>> START

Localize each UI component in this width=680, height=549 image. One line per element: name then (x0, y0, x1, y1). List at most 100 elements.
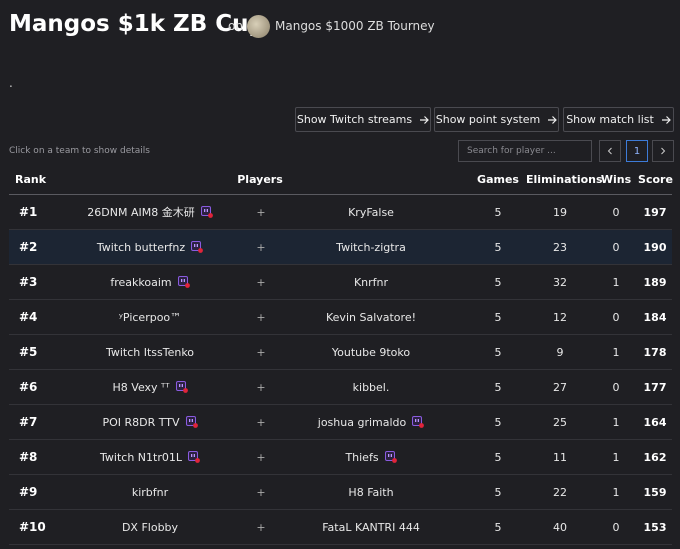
player-cell: Kevin Salvatore! (292, 299, 451, 335)
team-row[interactable]: #5 Twitch ItssTenko + Youtube 9toko 5 9 1 178 (9, 334, 673, 370)
eliminations: 12 (526, 299, 595, 335)
separator: + (230, 229, 292, 265)
games: 5 (470, 404, 527, 440)
games: 5 (470, 299, 527, 335)
page-button[interactable]: 1 (626, 140, 648, 162)
score: 184 (638, 299, 673, 335)
player-cell: Thiefs (292, 439, 451, 475)
spacer (450, 404, 471, 440)
team-row[interactable]: #10 DX Flobby + FataL KANTRI 444 5 40 0 153 (9, 509, 673, 545)
separator: + (230, 404, 292, 440)
wins: 1 (594, 404, 639, 440)
eliminations: 11 (526, 439, 595, 475)
player-cell: joshua grimaldo (292, 404, 451, 440)
button[interactable]: Show match list (563, 107, 674, 132)
hint: Click on a team to show details (9, 146, 150, 156)
spacer (450, 334, 471, 370)
player-cell: Twitch-zigtra (292, 229, 451, 265)
button[interactable]: Show point system (434, 107, 559, 132)
rank: #8 (9, 439, 70, 475)
player-name: Twitch ItssTenko (105, 345, 195, 359)
team-row[interactable]: #7 POI R8DR TTV + joshua grimaldo 5 25 1 164 (9, 404, 673, 440)
team-row[interactable]: #9 kirbfnr + H8 Faith 5 22 1 159 (9, 474, 673, 510)
tourney-link[interactable]: Mangos $1000 ZB Tourney (275, 19, 435, 33)
rank: #10 (9, 509, 70, 545)
button[interactable]: Show Twitch streams (295, 107, 431, 132)
games: 5 (470, 369, 527, 405)
player-cell: Twitch ItssTenko (70, 334, 230, 370)
player-name: ʸPicerpoo™ (118, 310, 182, 324)
team-row[interactable]: #6 H8 Vexy ᵀᵀ + kibbel. 5 27 0 177 (9, 369, 673, 405)
twitch-icon (185, 415, 198, 428)
player-name: POI R8DR TTV (102, 415, 180, 429)
player-name: kirbfnr (131, 485, 169, 499)
prev-page[interactable] (599, 140, 621, 162)
player-name: freakkoaim (110, 275, 172, 289)
eliminations: 25 (526, 404, 595, 440)
next-page[interactable] (652, 140, 674, 162)
twitch-icon (175, 380, 188, 393)
separator: + (230, 439, 292, 475)
player-cell: kibbel. (292, 369, 451, 405)
player-cell: H8 Faith (292, 474, 451, 510)
player-name: Thiefs (345, 450, 379, 464)
score: 178 (638, 334, 673, 370)
player-cell: H8 Vexy ᵀᵀ (70, 369, 230, 405)
column-header: Games (470, 165, 527, 195)
column-header: Wins (594, 165, 639, 195)
twitch-icon (384, 450, 397, 463)
twitch-icon (412, 415, 425, 428)
twitch-icon (200, 206, 213, 218)
team-row[interactable]: #4 ʸPicerpoo™ + Kevin Salvatore! 5 12 0 184 (9, 299, 673, 335)
games: 5 (470, 439, 527, 475)
spacer (450, 264, 471, 300)
player-cell: DX Flobby (70, 509, 230, 545)
search-input[interactable]: Search for player ... (458, 140, 592, 162)
spacer (450, 509, 471, 545)
separator: + (230, 474, 292, 510)
player-cell: Twitch butterfnz (70, 229, 230, 265)
team-row[interactable]: #1 26DNM AIM8 金木研 + KryFalse 5 19 0 197 (9, 194, 673, 230)
button-label: Show point system (435, 113, 541, 126)
team-row[interactable]: #2 Twitch butterfnz + Twitch-zigtra 5 23 0 190 (9, 229, 673, 265)
player-name: 26DNM AIM8 金木研 (87, 206, 195, 219)
separator: + (230, 509, 292, 545)
button-label: Show Twitch streams (296, 113, 413, 126)
player-cell: POI R8DR TTV (70, 404, 230, 440)
score: 162 (638, 439, 673, 475)
games: 5 (470, 509, 527, 545)
wins: 0 (594, 509, 639, 545)
rank: #4 (9, 299, 70, 335)
wins: 1 (594, 439, 639, 475)
separator: + (230, 264, 292, 300)
button-label: Show match list (566, 113, 654, 126)
games: 5 (470, 474, 527, 510)
score: 190 (638, 229, 673, 265)
leaderboard: Rank Players Games Eliminations Wins Sco… (9, 165, 673, 545)
games: 5 (470, 334, 527, 370)
player-name: kibbel. (352, 380, 390, 394)
player-name: Twitch-zigtra (336, 240, 406, 254)
wins: 1 (594, 264, 639, 300)
team-row[interactable]: #3 freakkoaim + Knrfnr 5 32 1 189 (9, 264, 673, 300)
player-name: Twitch N1tr01L (100, 450, 182, 464)
eliminations: 32 (526, 264, 595, 300)
spacer (450, 474, 471, 510)
wins: 0 (594, 369, 639, 405)
team-row[interactable]: #8 Twitch N1tr01L + Thiefs 5 11 1 162 (9, 439, 673, 475)
player-name: DX Flobby (121, 520, 179, 534)
player-name: Knrfnr (353, 275, 389, 289)
games: 5 (470, 229, 527, 265)
player-cell: Youtube 9toko (292, 334, 451, 370)
games: 5 (470, 264, 527, 300)
eliminations: 22 (526, 474, 595, 510)
player-name: H8 Vexy ᵀᵀ (112, 380, 170, 394)
eliminations: 9 (526, 334, 595, 370)
arrow-icon (548, 115, 558, 124)
player-cell: ʸPicerpoo™ (70, 299, 230, 335)
spacer (450, 194, 471, 230)
player-cell: KryFalse (292, 194, 451, 230)
eliminations: 40 (526, 509, 595, 545)
wins: 0 (594, 299, 639, 335)
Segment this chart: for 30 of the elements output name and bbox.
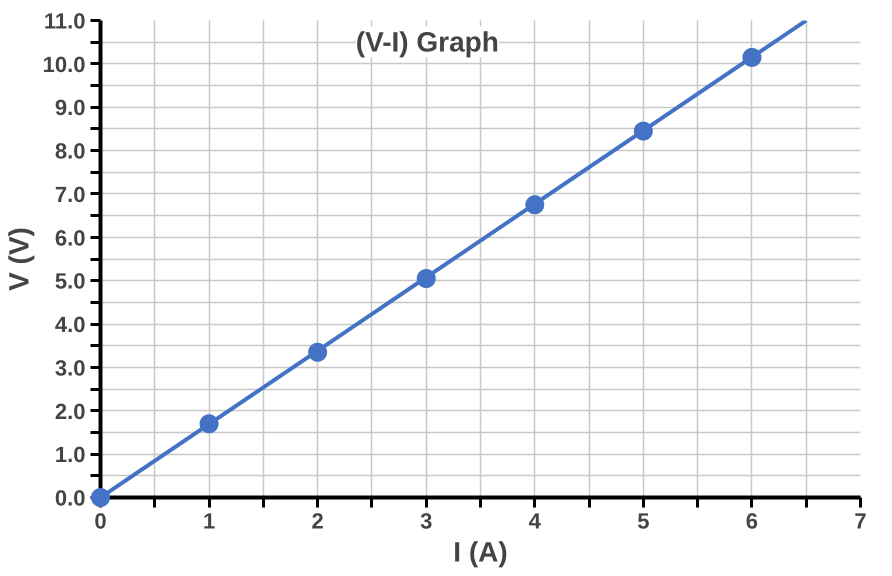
point xyxy=(200,414,219,434)
y-tick-label: 0.0 xyxy=(54,486,86,510)
y-axis-title: V (V) xyxy=(4,227,35,291)
y-tick-label: 11.0 xyxy=(44,8,86,34)
y-tick-label: 5.0 xyxy=(54,268,86,294)
x-axis-title: I (A) xyxy=(453,536,508,568)
y-tick-label: 2.0 xyxy=(54,398,86,424)
point xyxy=(308,342,328,362)
point xyxy=(416,269,436,288)
y-tick-label: 1.0 xyxy=(54,442,86,468)
y-tick-label: 7.0 xyxy=(54,182,86,207)
x-tick-label: 7 xyxy=(854,508,867,534)
chart-title: (V-I) Graph xyxy=(356,26,499,58)
point xyxy=(91,488,110,507)
point xyxy=(742,48,762,67)
x-tick-label: 6 xyxy=(746,508,758,534)
point xyxy=(634,122,653,141)
x-tick-label: 0 xyxy=(94,508,107,534)
x-tick-label: 2 xyxy=(312,508,324,534)
y-tick-label: 4.0 xyxy=(54,312,86,338)
y-tick-label: 10.0 xyxy=(42,52,86,77)
point xyxy=(525,195,544,214)
y-tick-label: 6.0 xyxy=(54,225,86,250)
x-tick-label: 5 xyxy=(637,508,650,534)
y-tick-label: 8.0 xyxy=(54,138,86,164)
y-tick-label: 3.0 xyxy=(54,355,86,380)
y-tick-label: 9.0 xyxy=(54,95,86,120)
x-tick-label: 4 xyxy=(528,508,542,534)
x-tick-label: 1 xyxy=(202,508,216,534)
x-tick-label: 3 xyxy=(420,508,432,534)
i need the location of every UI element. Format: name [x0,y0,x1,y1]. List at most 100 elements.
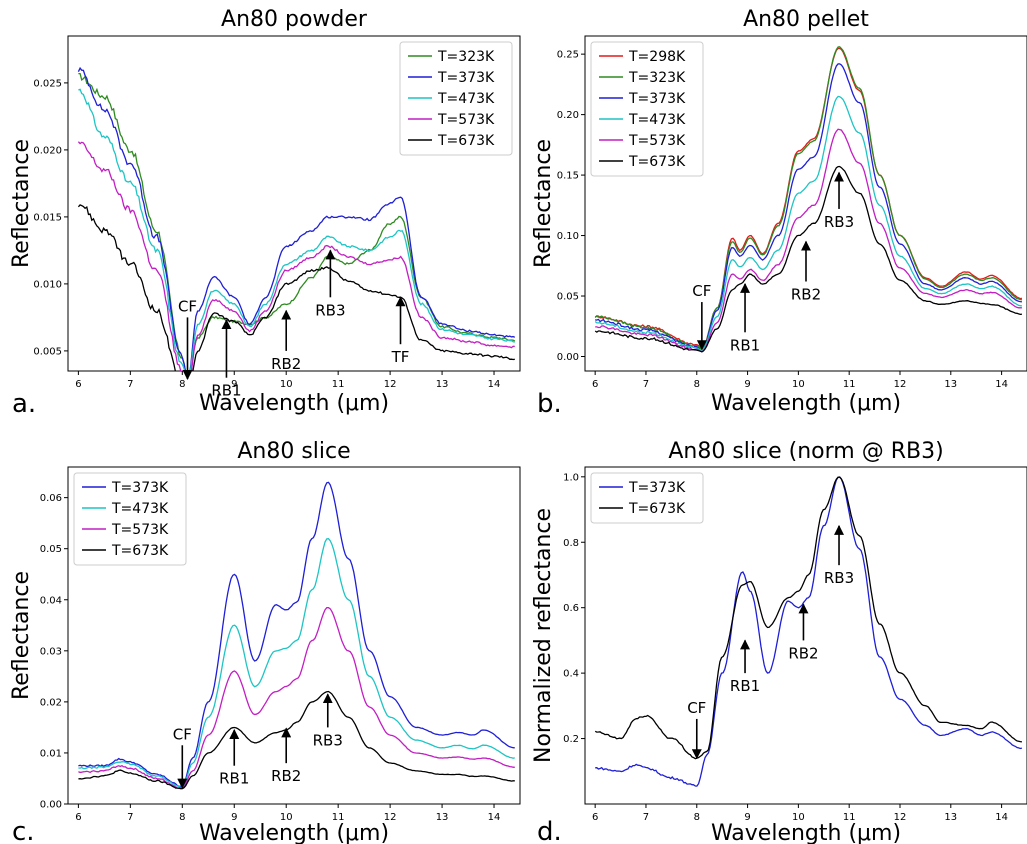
panel-letter: b. [537,389,562,419]
y-tick-label: 0.01 [40,748,62,759]
x-tick-label: 6 [75,812,81,823]
y-tick-label: 0.4 [563,669,579,680]
x-tick-label: 7 [127,379,133,390]
legend-entry: T=673K [628,501,686,517]
annotation-label: RB2 [791,286,821,304]
chart-title: An80 powder [221,7,368,32]
y-tick-label: 0.2 [563,734,579,745]
x-tick-label: 9 [744,379,750,390]
annotation-label: RB2 [788,644,818,662]
y-tick-label: 0.05 [40,544,62,555]
x-tick-label: 6 [75,379,81,390]
y-tick-label: 0.04 [40,595,62,606]
x-tick-label: 12 [894,379,907,390]
legend-entry: T=323K [437,49,495,65]
panel-letter: d. [537,817,562,844]
annotation-label: RB2 [271,355,301,373]
y-axis-label: Normalized reflectance [531,508,556,763]
x-tick-label: 8 [694,812,700,823]
y-tick-label: 0.8 [563,538,579,549]
series-line-T573K [78,142,514,386]
annotation-label: RB1 [730,677,760,695]
legend-entry: T=573K [111,522,169,538]
annotation-label: CF [178,297,197,315]
panel-letter: c. [12,817,35,844]
x-tick-label: 10 [792,379,805,390]
y-tick-label: 1.0 [563,472,579,483]
series-line-T473K [78,539,514,788]
x-axis-label: Wavelength (μm) [711,391,901,416]
annotation-label: RB3 [315,301,345,319]
y-tick-label: 0.020 [33,145,62,156]
y-tick-label: 0.005 [33,346,62,357]
x-tick-label: 14 [995,812,1008,823]
legend: T=373K T=673K [591,473,703,523]
y-axis-label: Reflectance [531,139,556,268]
x-tick-label: 10 [280,379,293,390]
annotation-label: RB2 [271,767,301,785]
x-tick-label: 11 [332,379,345,390]
legend-entry: T=673K [437,133,495,149]
x-tick-label: 13 [944,379,957,390]
annotation-label: CF [173,725,192,743]
y-tick-label: 0.03 [40,646,62,657]
series-line-T573K [78,608,514,789]
legend: T=373K T=473K T=573K T=673K [74,473,186,565]
legend-entry: T=573K [628,133,686,149]
annotation-label: CF [692,282,711,300]
x-tick-label: 7 [643,812,649,823]
legend-entry: T=473K [437,91,495,107]
legend-entry: T=373K [437,70,495,86]
y-tick-label: 0.20 [557,110,579,121]
annotation-label: RB3 [824,213,854,231]
chart-title: An80 slice [237,439,350,464]
x-tick-label: 7 [643,379,649,390]
y-tick-label: 0.015 [33,212,62,223]
y-tick-label: 0.02 [40,697,62,708]
y-tick-label: 0.25 [557,50,579,61]
y-tick-label: 0.00 [40,800,62,811]
y-tick-label: 0.15 [557,171,579,182]
annotation-label: RB1 [219,770,249,788]
annotation-label: CF [687,699,706,717]
x-tick-label: 14 [488,379,501,390]
y-tick-label: 0.010 [33,279,62,290]
annotation-label: RB3 [313,731,343,749]
legend-entry: T=323K [628,70,686,86]
y-tick-label: 0.05 [557,292,579,303]
panel-c: An80 slice6 7 8 9 10 11 12 13 140.000.010.020.03… [9,439,520,844]
x-tick-label: 8 [179,379,185,390]
annotation-label: RB3 [824,569,854,587]
y-tick-label: 0.6 [563,603,579,614]
legend-entry: T=373K [111,480,169,496]
chart-title: An80 pellet [743,7,869,32]
x-tick-label: 14 [488,812,501,823]
x-tick-label: 8 [179,812,185,823]
x-axis-label: Wavelength (μm) [711,821,901,844]
x-tick-label: 6 [592,812,598,823]
x-tick-label: 6 [592,379,598,390]
panel-d: An80 slice (norm @ RB3) 6 7 8 9 10 11 12 13 14 0.2… [531,439,1027,844]
chart-title: An80 slice (norm @ RB3) [668,439,943,464]
annotation-label: RB1 [211,382,241,400]
legend-entry: T=573K [437,112,495,128]
y-tick-label: 0.06 [40,493,62,504]
x-tick-label: 13 [944,812,957,823]
legend-entry: T=373K [628,480,686,496]
legend: T=298K T=323K T=373K T=473K T=573K T=673K [591,42,703,176]
panel-letter: a. [12,389,36,419]
annotation-label: TF [391,348,410,366]
y-axis-label: Reflectance [9,571,34,700]
annotation-label: RB1 [730,336,760,354]
legend-entry: T=473K [628,112,686,128]
x-axis-label: Wavelength (μm) [199,821,389,844]
x-tick-label: 11 [843,379,856,390]
legend-entry: T=673K [111,543,169,559]
series-line-T673K [595,167,1022,352]
legend-entry: T=673K [628,154,686,170]
legend-entry: T=298K [628,49,686,65]
x-tick-label: 8 [694,379,700,390]
y-tick-label: 0.10 [557,231,579,242]
legend: T=323K T=373K T=473K T=573K T=673K [400,42,512,155]
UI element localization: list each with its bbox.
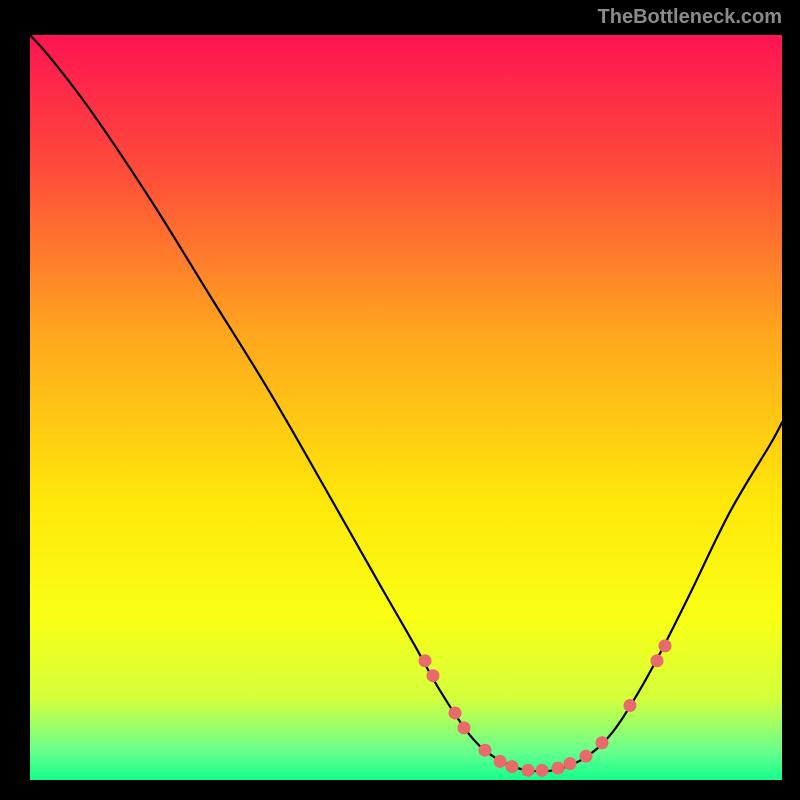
bottleneck-chart <box>30 35 782 780</box>
curve-dot <box>427 669 440 682</box>
curve-dot <box>506 760 519 773</box>
curve-dot <box>536 764 549 777</box>
curve-dot <box>458 721 471 734</box>
curve-dot <box>580 750 593 763</box>
curve-dot <box>624 699 637 712</box>
curve-dot <box>449 706 462 719</box>
frame-bottom <box>0 780 800 800</box>
watermark-text: TheBottleneck.com <box>598 6 782 29</box>
curve-dot <box>522 764 535 777</box>
curve-dot <box>651 654 664 667</box>
curve-dot <box>479 744 492 757</box>
bottleneck-curve <box>30 35 782 771</box>
curve-dot <box>494 755 507 768</box>
frame-left <box>0 0 30 800</box>
curve-layer <box>30 35 782 780</box>
curve-dot <box>564 757 577 770</box>
curve-dot <box>596 736 609 749</box>
curve-dot <box>552 762 565 775</box>
frame-right <box>782 0 800 800</box>
curve-dot <box>659 639 672 652</box>
curve-dot <box>419 654 432 667</box>
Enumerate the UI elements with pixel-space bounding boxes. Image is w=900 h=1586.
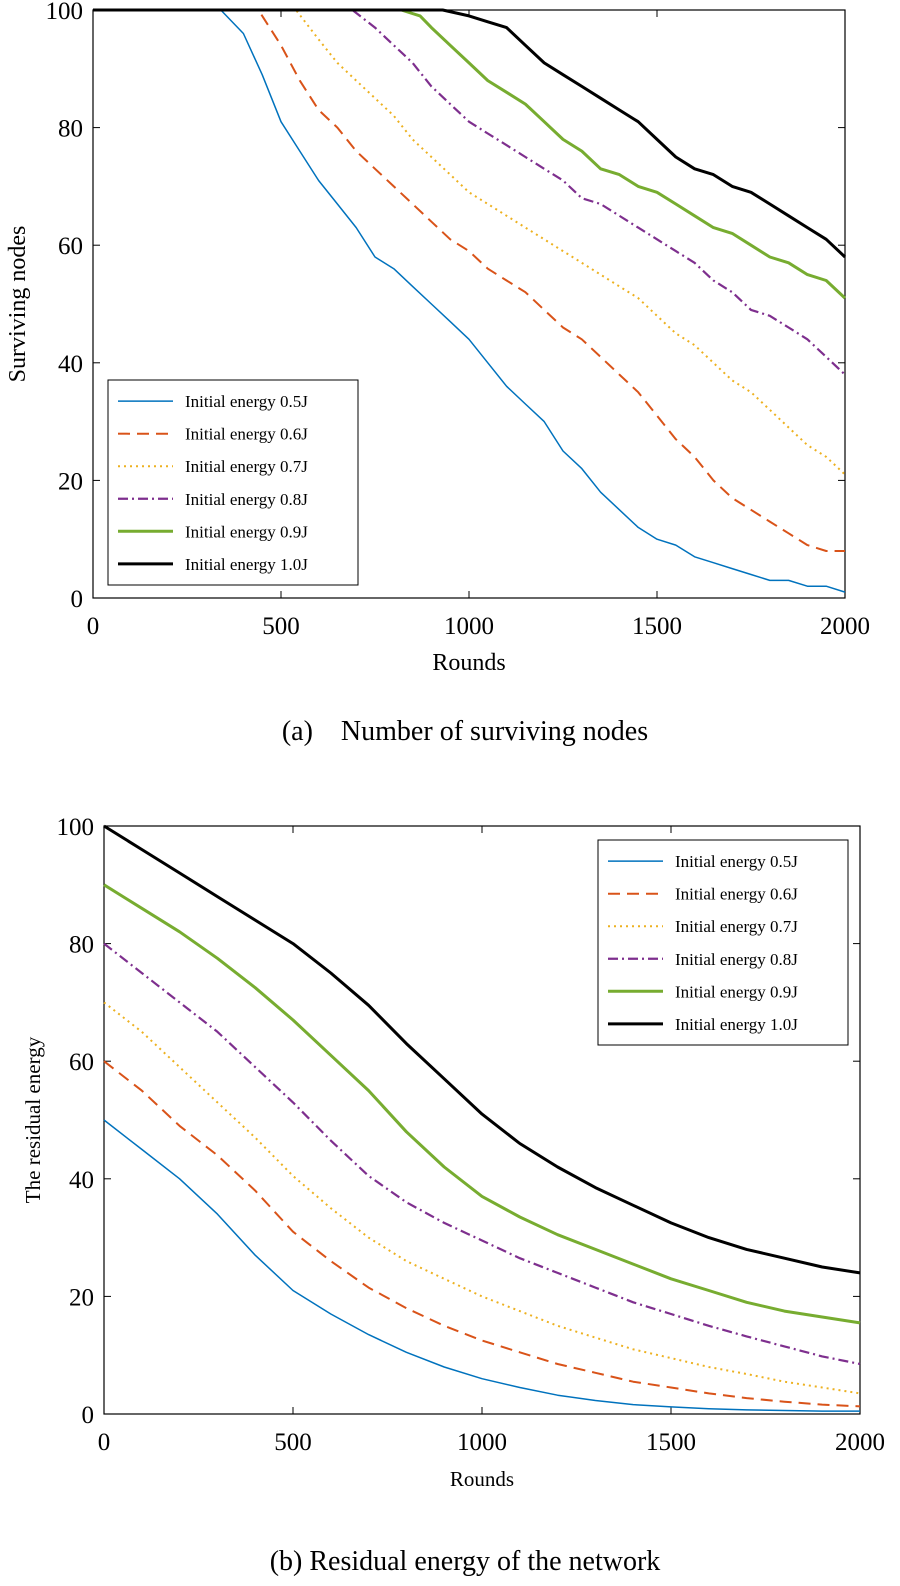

>> END

TASK STATEMENT: Transcribe the lines of the records from the line with "panel-letter: b. [537,389,562,419]" up to and including the line with "annotation-label: RB2 [791,286,821,304]", reproducing each one without any change.

FINAL RESULT:
panel-letter: b. [537,389,562,419]
y-tick-label: 0.01 [40,748,62,759]
x-tick-label: 6 [75,812,81,823]
y-tick-label: 0.4 [563,669,579,680]
x-tick-label: 7 [127,379,133,390]
legend-entry: T=673K [628,501,686,517]
annotation-label: RB2 [791,286,821,304]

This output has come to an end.